_Problem details_
Restate each of the lines below word for word and drop every picture.

═══ Provided information

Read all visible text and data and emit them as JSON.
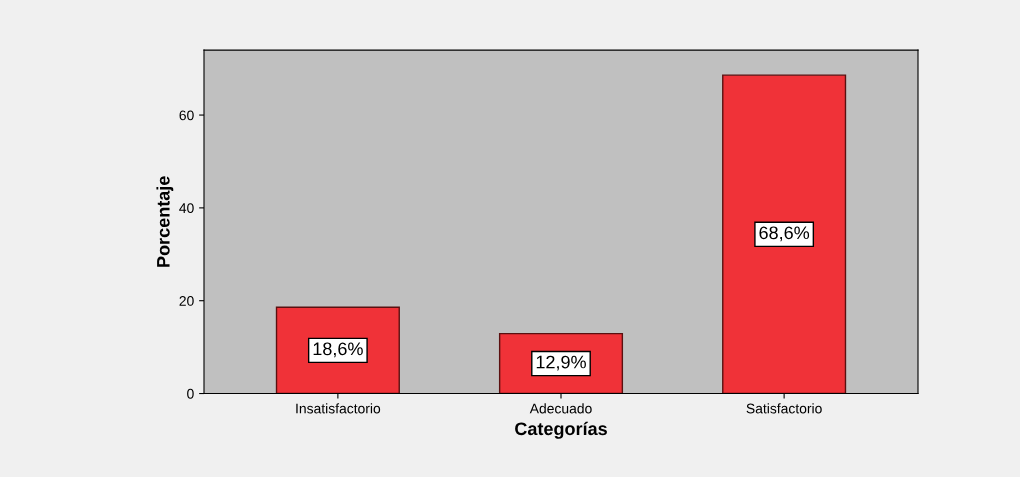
{
  "chart_data": {
    "type": "bar",
    "xlabel": "Categorías",
    "ylabel": "Porcentaje",
    "categories": [
      "Insatisfactorio",
      "Adecuado",
      "Satisfactorio"
    ],
    "values": [
      18.6,
      12.9,
      68.6
    ],
    "value_labels": [
      "18,6%",
      "12,9%",
      "68,6%"
    ],
    "color": "#f03238",
    "ylim": [
      0,
      74
    ],
    "yticks": [
      0,
      20,
      40,
      60
    ],
    "grid": false
  }
}
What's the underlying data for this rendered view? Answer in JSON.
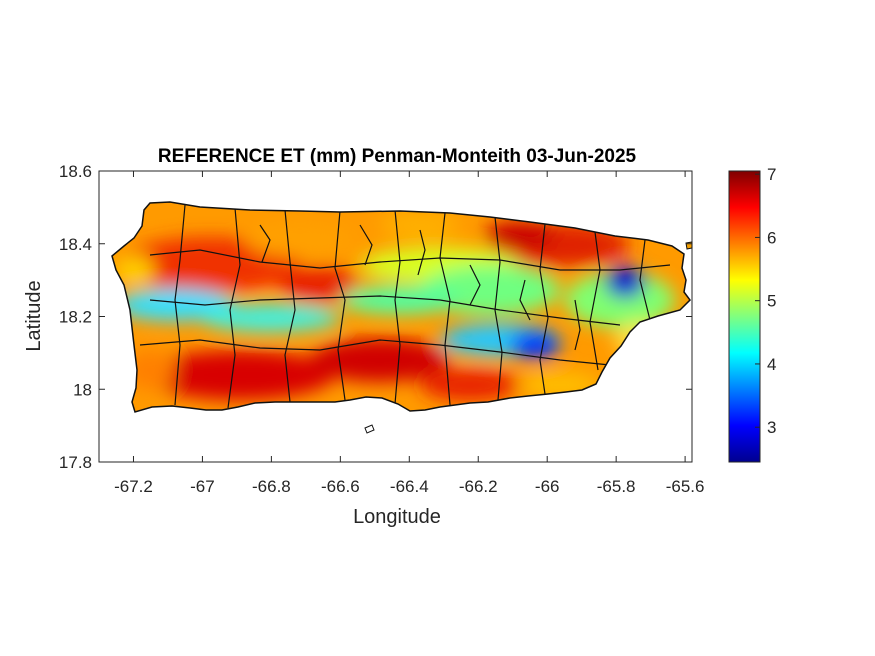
{
  "chart_data": {
    "type": "heatmap",
    "title": "REFERENCE ET (mm) Penman-Monteith 03-Jun-2025",
    "xlabel": "Longitude",
    "ylabel": "Latitude",
    "xlim": [
      -67.3,
      -65.58
    ],
    "ylim": [
      17.8,
      18.6
    ],
    "x_ticks": [
      "-67.2",
      "-67",
      "-66.8",
      "-66.6",
      "-66.4",
      "-66.2",
      "-66",
      "-65.8",
      "-65.6"
    ],
    "x_tick_values": [
      -67.2,
      -67.0,
      -66.8,
      -66.6,
      -66.4,
      -66.2,
      -66.0,
      -65.8,
      -65.6
    ],
    "y_ticks": [
      "17.8",
      "18",
      "18.2",
      "18.4",
      "18.6"
    ],
    "y_tick_values": [
      17.8,
      18.0,
      18.2,
      18.4,
      18.6
    ],
    "colorbar": {
      "colormap": "jet",
      "range": [
        2.45,
        7.05
      ],
      "ticks": [
        "3",
        "4",
        "5",
        "6",
        "7"
      ],
      "tick_values": [
        3,
        4,
        5,
        6,
        7
      ]
    },
    "grid": false,
    "field_description_points": [
      {
        "lon": -67.0,
        "lat": 18.22,
        "value": 4.2
      },
      {
        "lon": -66.8,
        "lat": 18.2,
        "value": 4.5
      },
      {
        "lon": -66.05,
        "lat": 18.12,
        "value": 3.4
      },
      {
        "lon": -65.8,
        "lat": 18.3,
        "value": 3.1
      },
      {
        "lon": -66.9,
        "lat": 18.05,
        "value": 6.8
      },
      {
        "lon": -66.5,
        "lat": 18.1,
        "value": 6.6
      },
      {
        "lon": -66.3,
        "lat": 18.43,
        "value": 6.6
      },
      {
        "lon": -66.05,
        "lat": 18.43,
        "value": 6.7
      },
      {
        "lon": -66.45,
        "lat": 18.28,
        "value": 5.0
      }
    ]
  }
}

══════

_Complete answer_
Read all visible text and data and emit them as JSON.
{
  "chart_data": {
    "type": "bar",
    "xlabel": "Categorías",
    "ylabel": "Porcentaje",
    "categories": [
      "Insatisfactorio",
      "Adecuado",
      "Satisfactorio"
    ],
    "values": [
      18.6,
      12.9,
      68.6
    ],
    "value_labels": [
      "18,6%",
      "12,9%",
      "68,6%"
    ],
    "color": "#f03238",
    "ylim": [
      0,
      74
    ],
    "yticks": [
      0,
      20,
      40,
      60
    ],
    "grid": false
  }
}
What's the underlying data for this rendered view? Answer in JSON.
{
  "chart_data": {
    "type": "heatmap",
    "title": "REFERENCE ET (mm) Penman-Monteith 03-Jun-2025",
    "xlabel": "Longitude",
    "ylabel": "Latitude",
    "xlim": [
      -67.3,
      -65.58
    ],
    "ylim": [
      17.8,
      18.6
    ],
    "x_ticks": [
      "-67.2",
      "-67",
      "-66.8",
      "-66.6",
      "-66.4",
      "-66.2",
      "-66",
      "-65.8",
      "-65.6"
    ],
    "x_tick_values": [
      -67.2,
      -67.0,
      -66.8,
      -66.6,
      -66.4,
      -66.2,
      -66.0,
      -65.8,
      -65.6
    ],
    "y_ticks": [
      "17.8",
      "18",
      "18.2",
      "18.4",
      "18.6"
    ],
    "y_tick_values": [
      17.8,
      18.0,
      18.2,
      18.4,
      18.6
    ],
    "colorbar": {
      "colormap": "jet",
      "range": [
        2.45,
        7.05
      ],
      "ticks": [
        "3",
        "4",
        "5",
        "6",
        "7"
      ],
      "tick_values": [
        3,
        4,
        5,
        6,
        7
      ]
    },
    "grid": false,
    "field_description_points": [
      {
        "lon": -67.0,
        "lat": 18.22,
        "value": 4.2
      },
      {
        "lon": -66.8,
        "lat": 18.2,
        "value": 4.5
      },
      {
        "lon": -66.05,
        "lat": 18.12,
        "value": 3.4
      },
      {
        "lon": -65.8,
        "lat": 18.3,
        "value": 3.1
      },
      {
        "lon": -66.9,
        "lat": 18.05,
        "value": 6.8
      },
      {
        "lon": -66.5,
        "lat": 18.1,
        "value": 6.6
      },
      {
        "lon": -66.3,
        "lat": 18.43,
        "value": 6.6
      },
      {
        "lon": -66.05,
        "lat": 18.43,
        "value": 6.7
      },
      {
        "lon": -66.45,
        "lat": 18.28,
        "value": 5.0
      }
    ]
  }
}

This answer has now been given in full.